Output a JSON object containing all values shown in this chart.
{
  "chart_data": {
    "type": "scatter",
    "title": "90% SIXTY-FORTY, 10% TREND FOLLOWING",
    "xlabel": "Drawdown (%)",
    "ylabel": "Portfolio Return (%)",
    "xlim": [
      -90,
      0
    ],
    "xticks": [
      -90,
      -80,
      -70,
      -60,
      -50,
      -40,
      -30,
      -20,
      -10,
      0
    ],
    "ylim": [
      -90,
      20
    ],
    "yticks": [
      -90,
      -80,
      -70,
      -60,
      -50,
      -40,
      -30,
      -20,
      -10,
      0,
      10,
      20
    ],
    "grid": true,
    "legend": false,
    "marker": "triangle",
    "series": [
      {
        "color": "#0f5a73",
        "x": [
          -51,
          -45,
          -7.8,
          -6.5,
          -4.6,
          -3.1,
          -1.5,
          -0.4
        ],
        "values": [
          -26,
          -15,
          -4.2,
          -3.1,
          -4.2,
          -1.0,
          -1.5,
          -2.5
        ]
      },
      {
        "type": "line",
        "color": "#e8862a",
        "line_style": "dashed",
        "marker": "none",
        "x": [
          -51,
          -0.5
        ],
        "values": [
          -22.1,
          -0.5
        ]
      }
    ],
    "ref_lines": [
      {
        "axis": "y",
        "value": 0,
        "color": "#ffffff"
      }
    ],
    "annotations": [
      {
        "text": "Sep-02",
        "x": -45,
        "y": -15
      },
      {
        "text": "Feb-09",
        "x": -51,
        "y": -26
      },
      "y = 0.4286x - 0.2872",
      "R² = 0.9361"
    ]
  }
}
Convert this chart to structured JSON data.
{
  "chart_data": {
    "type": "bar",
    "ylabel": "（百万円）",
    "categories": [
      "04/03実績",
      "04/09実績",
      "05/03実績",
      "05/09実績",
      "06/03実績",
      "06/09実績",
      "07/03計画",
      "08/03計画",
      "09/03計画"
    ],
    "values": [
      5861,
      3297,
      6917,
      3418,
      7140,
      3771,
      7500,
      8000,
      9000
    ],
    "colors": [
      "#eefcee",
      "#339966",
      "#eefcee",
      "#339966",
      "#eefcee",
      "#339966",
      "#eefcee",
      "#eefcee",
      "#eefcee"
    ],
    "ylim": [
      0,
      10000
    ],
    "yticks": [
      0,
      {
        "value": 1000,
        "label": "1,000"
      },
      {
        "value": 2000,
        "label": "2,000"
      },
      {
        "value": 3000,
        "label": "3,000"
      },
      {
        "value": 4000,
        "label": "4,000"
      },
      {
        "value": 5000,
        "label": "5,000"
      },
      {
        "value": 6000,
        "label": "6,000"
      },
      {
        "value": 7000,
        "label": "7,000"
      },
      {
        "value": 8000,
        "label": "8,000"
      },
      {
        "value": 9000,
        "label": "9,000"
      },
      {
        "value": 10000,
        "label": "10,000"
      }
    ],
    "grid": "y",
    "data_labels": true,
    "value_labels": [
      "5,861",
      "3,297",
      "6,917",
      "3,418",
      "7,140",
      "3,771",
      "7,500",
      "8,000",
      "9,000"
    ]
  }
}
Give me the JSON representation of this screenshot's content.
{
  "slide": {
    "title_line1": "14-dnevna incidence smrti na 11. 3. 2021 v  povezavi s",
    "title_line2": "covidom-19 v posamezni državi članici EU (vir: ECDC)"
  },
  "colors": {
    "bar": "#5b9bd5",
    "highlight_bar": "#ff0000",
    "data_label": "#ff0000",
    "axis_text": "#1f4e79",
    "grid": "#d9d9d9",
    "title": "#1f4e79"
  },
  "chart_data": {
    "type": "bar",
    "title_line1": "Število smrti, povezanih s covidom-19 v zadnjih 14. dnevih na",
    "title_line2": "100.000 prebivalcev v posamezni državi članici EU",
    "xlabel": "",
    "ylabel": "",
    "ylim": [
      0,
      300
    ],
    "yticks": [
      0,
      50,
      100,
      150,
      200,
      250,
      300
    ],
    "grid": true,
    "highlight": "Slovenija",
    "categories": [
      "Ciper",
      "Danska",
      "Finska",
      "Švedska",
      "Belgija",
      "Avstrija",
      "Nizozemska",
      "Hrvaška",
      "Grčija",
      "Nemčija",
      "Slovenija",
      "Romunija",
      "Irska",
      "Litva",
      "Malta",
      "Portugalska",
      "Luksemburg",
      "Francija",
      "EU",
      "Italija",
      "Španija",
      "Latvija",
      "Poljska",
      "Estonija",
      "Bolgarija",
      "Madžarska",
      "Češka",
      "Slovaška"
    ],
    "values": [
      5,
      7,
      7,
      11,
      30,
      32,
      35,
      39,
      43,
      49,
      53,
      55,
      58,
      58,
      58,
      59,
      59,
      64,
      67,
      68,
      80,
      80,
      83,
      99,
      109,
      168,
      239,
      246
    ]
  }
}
::::::::::
DO THIS:
Output all of the data again. Match it exactly.

EXERCISE OUTPUT:
Output a JSON object containing all values shown in this chart.
{
  "chart_data": {
    "type": "scatter",
    "title": "90% SIXTY-FORTY, 10% TREND FOLLOWING",
    "xlabel": "Drawdown (%)",
    "ylabel": "Portfolio Return (%)",
    "xlim": [
      -90,
      0
    ],
    "xticks": [
      -90,
      -80,
      -70,
      -60,
      -50,
      -40,
      -30,
      -20,
      -10,
      0
    ],
    "ylim": [
      -90,
      20
    ],
    "yticks": [
      -90,
      -80,
      -70,
      -60,
      -50,
      -40,
      -30,
      -20,
      -10,
      0,
      10,
      20
    ],
    "grid": true,
    "legend": false,
    "marker": "triangle",
    "series": [
      {
        "color": "#0f5a73",
        "x": [
          -51,
          -45,
          -7.8,
          -6.5,
          -4.6,
          -3.1,
          -1.5,
          -0.4
        ],
        "values": [
          -26,
          -15,
          -4.2,
          -3.1,
          -4.2,
          -1.0,
          -1.5,
          -2.5
        ]
      },
      {
        "type": "line",
        "color": "#e8862a",
        "line_style": "dashed",
        "marker": "none",
        "x": [
          -51,
          -0.5
        ],
        "values": [
          -22.1,
          -0.5
        ]
      }
    ],
    "ref_lines": [
      {
        "axis": "y",
        "value": 0,
        "color": "#ffffff"
      }
    ],
    "annotations": [
      {
        "text": "Sep-02",
        "x": -45,
        "y": -15
      },
      {
        "text": "Feb-09",
        "x": -51,
        "y": -26
      },
      "y = 0.4286x - 0.2872",
      "R² = 0.9361"
    ]
  }
}
Convert this chart to structured JSON data.
{
  "chart_data": {
    "type": "bar",
    "ylabel": "（百万円）",
    "categories": [
      "04/03実績",
      "04/09実績",
      "05/03実績",
      "05/09実績",
      "06/03実績",
      "06/09実績",
      "07/03計画",
      "08/03計画",
      "09/03計画"
    ],
    "values": [
      5861,
      3297,
      6917,
      3418,
      7140,
      3771,
      7500,
      8000,
      9000
    ],
    "colors": [
      "#eefcee",
      "#339966",
      "#eefcee",
      "#339966",
      "#eefcee",
      "#339966",
      "#eefcee",
      "#eefcee",
      "#eefcee"
    ],
    "ylim": [
      0,
      10000
    ],
    "yticks": [
      0,
      {
        "value": 1000,
        "label": "1,000"
      },
      {
        "value": 2000,
        "label": "2,000"
      },
      {
        "value": 3000,
        "label": "3,000"
      },
      {
        "value": 4000,
        "label": "4,000"
      },
      {
        "value": 5000,
        "label": "5,000"
      },
      {
        "value": 6000,
        "label": "6,000"
      },
      {
        "value": 7000,
        "label": "7,000"
      },
      {
        "value": 8000,
        "label": "8,000"
      },
      {
        "value": 9000,
        "label": "9,000"
      },
      {
        "value": 10000,
        "label": "10,000"
      }
    ],
    "grid": "y",
    "data_labels": true,
    "value_labels": [
      "5,861",
      "3,297",
      "6,917",
      "3,418",
      "7,140",
      "3,771",
      "7,500",
      "8,000",
      "9,000"
    ]
  }
}
Give me the JSON representation of this screenshot's content.
{
  "slide": {
    "title_line1": "14-dnevna incidence smrti na 11. 3. 2021 v  povezavi s",
    "title_line2": "covidom-19 v posamezni državi članici EU (vir: ECDC)"
  },
  "colors": {
    "bar": "#5b9bd5",
    "highlight_bar": "#ff0000",
    "data_label": "#ff0000",
    "axis_text": "#1f4e79",
    "grid": "#d9d9d9",
    "title": "#1f4e79"
  },
  "chart_data": {
    "type": "bar",
    "title_line1": "Število smrti, povezanih s covidom-19 v zadnjih 14. dnevih na",
    "title_line2": "100.000 prebivalcev v posamezni državi članici EU",
    "xlabel": "",
    "ylabel": "",
    "ylim": [
      0,
      300
    ],
    "yticks": [
      0,
      50,
      100,
      150,
      200,
      250,
      300
    ],
    "grid": true,
    "highlight": "Slovenija",
    "categories": [
      "Ciper",
      "Danska",
      "Finska",
      "Švedska",
      "Belgija",
      "Avstrija",
      "Nizozemska",
      "Hrvaška",
      "Grčija",
      "Nemčija",
      "Slovenija",
      "Romunija",
      "Irska",
      "Litva",
      "Malta",
      "Portugalska",
      "Luksemburg",
      "Francija",
      "EU",
      "Italija",
      "Španija",
      "Latvija",
      "Poljska",
      "Estonija",
      "Bolgarija",
      "Madžarska",
      "Češka",
      "Slovaška"
    ],
    "values": [
      5,
      7,
      7,
      11,
      30,
      32,
      35,
      39,
      43,
      49,
      53,
      55,
      58,
      58,
      58,
      59,
      59,
      64,
      67,
      68,
      80,
      80,
      83,
      99,
      109,
      168,
      239,
      246
    ]
  }
}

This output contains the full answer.